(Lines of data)
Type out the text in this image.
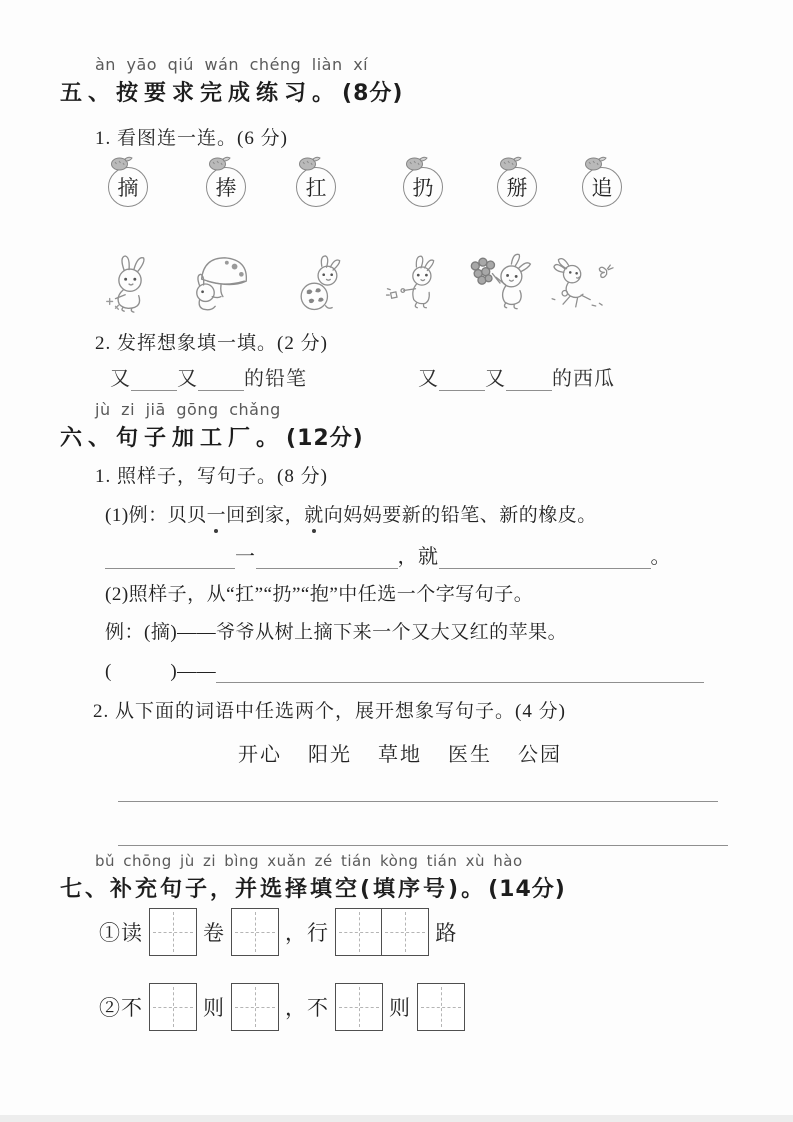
àn yāo qiú wán chéng liàn xí
五、按要求完成练习。(8分)
1. 看图连一连。(6 分)
摘	捧	扛	扔	掰	追
2. 发挥想象填一填。(2 分)
又 又 的铅笔	又 又 的西瓜
jù zi jiā gōng chǎng
六、句子加工厂。(12分)
1. 照样子，写句子。(8 分)
(1)例：贝贝一回到家，就向妈妈要新的铅笔、新的橡皮。
一	，就	。
(2)照样子，从“扛”“扔”“抱”中任选一个字写句子。
例：(摘)——爷爷从树上摘下来一个又大又红的苹果。
(　　　)——
2. 从下面的词语中任选两个，展开想象写句子。(4 分)
开心 阳光 草地 医生 公园
bǔ chōng jù zi bìng xuǎn zé tián kòng tián xù hào
七、补充句子，并选择填空(填序号)。(14分)
①读	卷	，行	路
②不	则	，不	则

◆ TASK INSTRUCTIONS ◆
Transcribe the whole listing exactly. Pictures stay out of your copy.

◆ RESPONSE TO THIS EXERCISE ◆
Type out the text in this image.
àn yāo qiú wán chéng liàn xí
五、按要求完成练习。(8分)
1. 看图连一连。(6 分)
摘	捧	扛	扔	掰	追
2. 发挥想象填一填。(2 分)
又 又 的铅笔	又 又 的西瓜
jù zi jiā gōng chǎng
六、句子加工厂。(12分)
1. 照样子，写句子。(8 分)
(1)例：贝贝一回到家，就向妈妈要新的铅笔、新的橡皮。
一	，就	。
(2)照样子，从“扛”“扔”“抱”中任选一个字写句子。
例：(摘)——爷爷从树上摘下来一个又大又红的苹果。
(　　　)——
2. 从下面的词语中任选两个，展开想象写句子。(4 分)
开心 阳光 草地 医生 公园
bǔ chōng jù zi bìng xuǎn zé tián kòng tián xù hào
七、补充句子，并选择填空(填序号)。(14分)
①读	卷	，行	路
②不	则	，不	则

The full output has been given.